#### [PROBLEM TO WORK ON]
From the entries below, please gather each line containing the string "κινδύνου".

>> START

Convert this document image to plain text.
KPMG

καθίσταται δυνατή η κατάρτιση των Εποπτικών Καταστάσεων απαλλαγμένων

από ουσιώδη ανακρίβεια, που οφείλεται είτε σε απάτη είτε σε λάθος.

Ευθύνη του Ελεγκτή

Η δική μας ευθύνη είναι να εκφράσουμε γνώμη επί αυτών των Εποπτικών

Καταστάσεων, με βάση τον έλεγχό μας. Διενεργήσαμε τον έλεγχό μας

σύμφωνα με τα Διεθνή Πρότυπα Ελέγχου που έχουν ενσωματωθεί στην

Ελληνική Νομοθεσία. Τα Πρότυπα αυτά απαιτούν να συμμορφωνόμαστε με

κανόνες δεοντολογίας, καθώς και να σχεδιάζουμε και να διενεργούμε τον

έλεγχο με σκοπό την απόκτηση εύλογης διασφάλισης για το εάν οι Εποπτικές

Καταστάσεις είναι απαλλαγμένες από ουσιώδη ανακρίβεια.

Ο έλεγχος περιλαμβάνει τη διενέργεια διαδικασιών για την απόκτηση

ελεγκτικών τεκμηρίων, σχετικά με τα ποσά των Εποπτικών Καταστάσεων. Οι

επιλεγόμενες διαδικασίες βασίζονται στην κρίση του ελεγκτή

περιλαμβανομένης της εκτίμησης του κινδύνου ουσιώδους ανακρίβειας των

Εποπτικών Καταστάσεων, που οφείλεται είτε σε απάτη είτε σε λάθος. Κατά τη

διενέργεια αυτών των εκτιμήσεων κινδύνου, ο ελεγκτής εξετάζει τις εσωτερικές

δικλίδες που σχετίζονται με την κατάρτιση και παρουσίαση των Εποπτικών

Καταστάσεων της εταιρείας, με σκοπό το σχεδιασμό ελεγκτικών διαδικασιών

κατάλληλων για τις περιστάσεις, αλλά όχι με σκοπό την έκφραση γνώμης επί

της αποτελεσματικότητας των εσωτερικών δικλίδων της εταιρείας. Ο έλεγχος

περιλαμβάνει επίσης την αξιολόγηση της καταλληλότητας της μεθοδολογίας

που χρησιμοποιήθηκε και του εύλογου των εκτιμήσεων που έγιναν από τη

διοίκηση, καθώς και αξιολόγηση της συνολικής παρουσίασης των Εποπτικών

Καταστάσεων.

>> END
>> START

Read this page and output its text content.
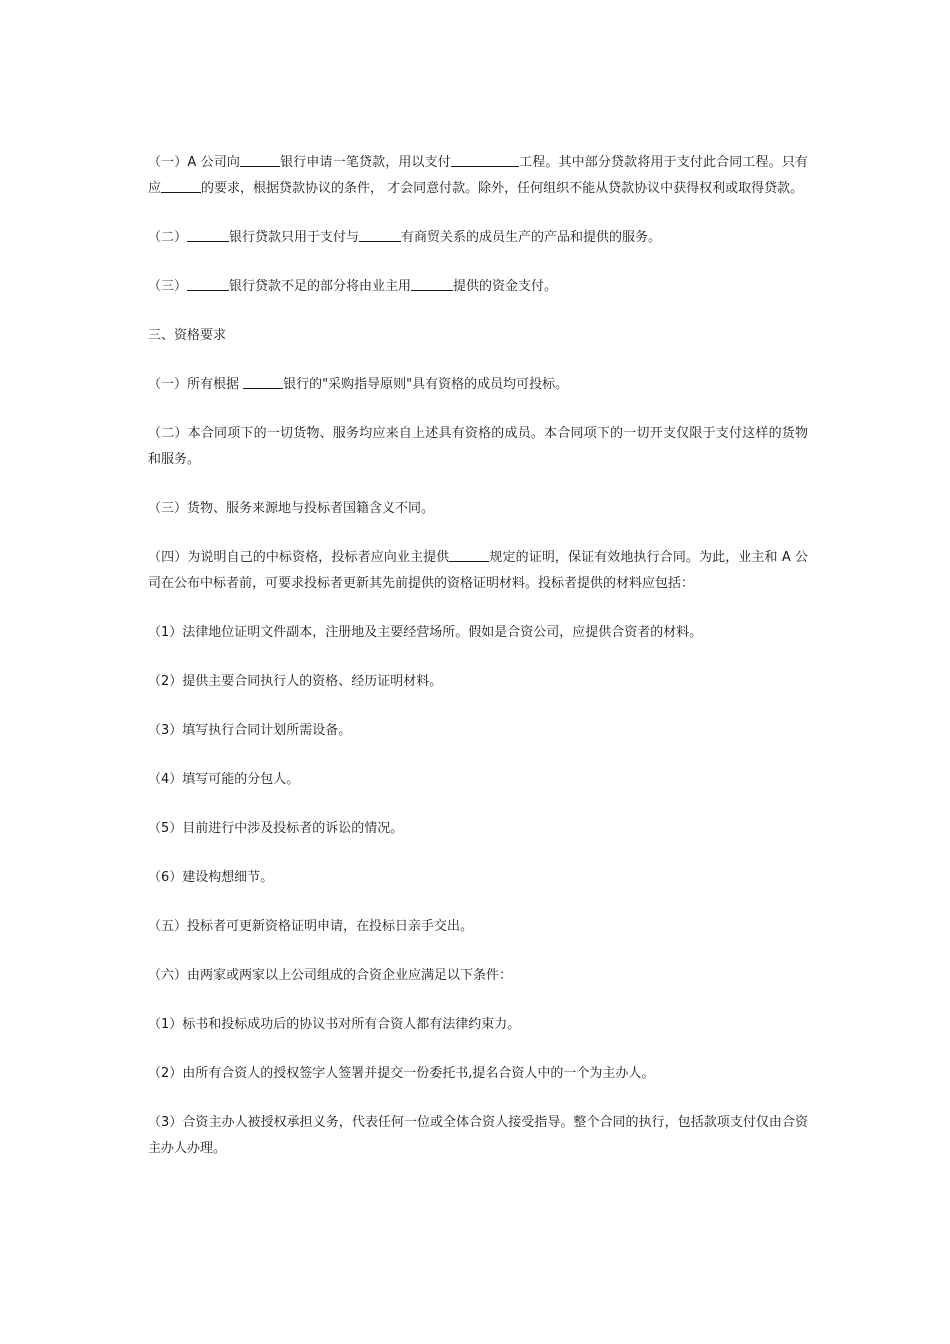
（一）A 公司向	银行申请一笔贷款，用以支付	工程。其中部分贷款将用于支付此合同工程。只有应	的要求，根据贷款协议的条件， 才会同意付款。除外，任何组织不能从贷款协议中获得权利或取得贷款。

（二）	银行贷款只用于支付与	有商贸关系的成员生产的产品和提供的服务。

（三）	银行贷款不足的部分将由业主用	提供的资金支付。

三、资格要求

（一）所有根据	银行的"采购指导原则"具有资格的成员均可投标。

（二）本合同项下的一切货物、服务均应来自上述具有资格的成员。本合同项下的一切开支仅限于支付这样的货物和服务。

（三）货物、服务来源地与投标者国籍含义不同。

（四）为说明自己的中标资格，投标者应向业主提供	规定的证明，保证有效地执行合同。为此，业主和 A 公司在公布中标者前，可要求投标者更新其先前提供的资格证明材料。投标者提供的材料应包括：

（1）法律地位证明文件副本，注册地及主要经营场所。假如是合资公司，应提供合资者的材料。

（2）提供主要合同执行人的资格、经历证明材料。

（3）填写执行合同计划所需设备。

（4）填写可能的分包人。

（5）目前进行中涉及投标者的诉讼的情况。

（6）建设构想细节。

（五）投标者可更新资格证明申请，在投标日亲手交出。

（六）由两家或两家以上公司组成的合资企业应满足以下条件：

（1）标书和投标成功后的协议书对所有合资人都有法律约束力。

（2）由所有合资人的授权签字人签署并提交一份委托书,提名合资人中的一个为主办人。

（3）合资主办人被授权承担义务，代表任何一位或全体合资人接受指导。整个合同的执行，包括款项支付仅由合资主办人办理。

>> END

#### [FULL ANSWER]
περιλαμβανομένης της εκτίμησης του κινδύνου ουσιώδους ανακρίβειας των
διενέργεια αυτών των εκτιμήσεων κινδύνου, ο ελεγκτής εξετάζει τις εσωτερικές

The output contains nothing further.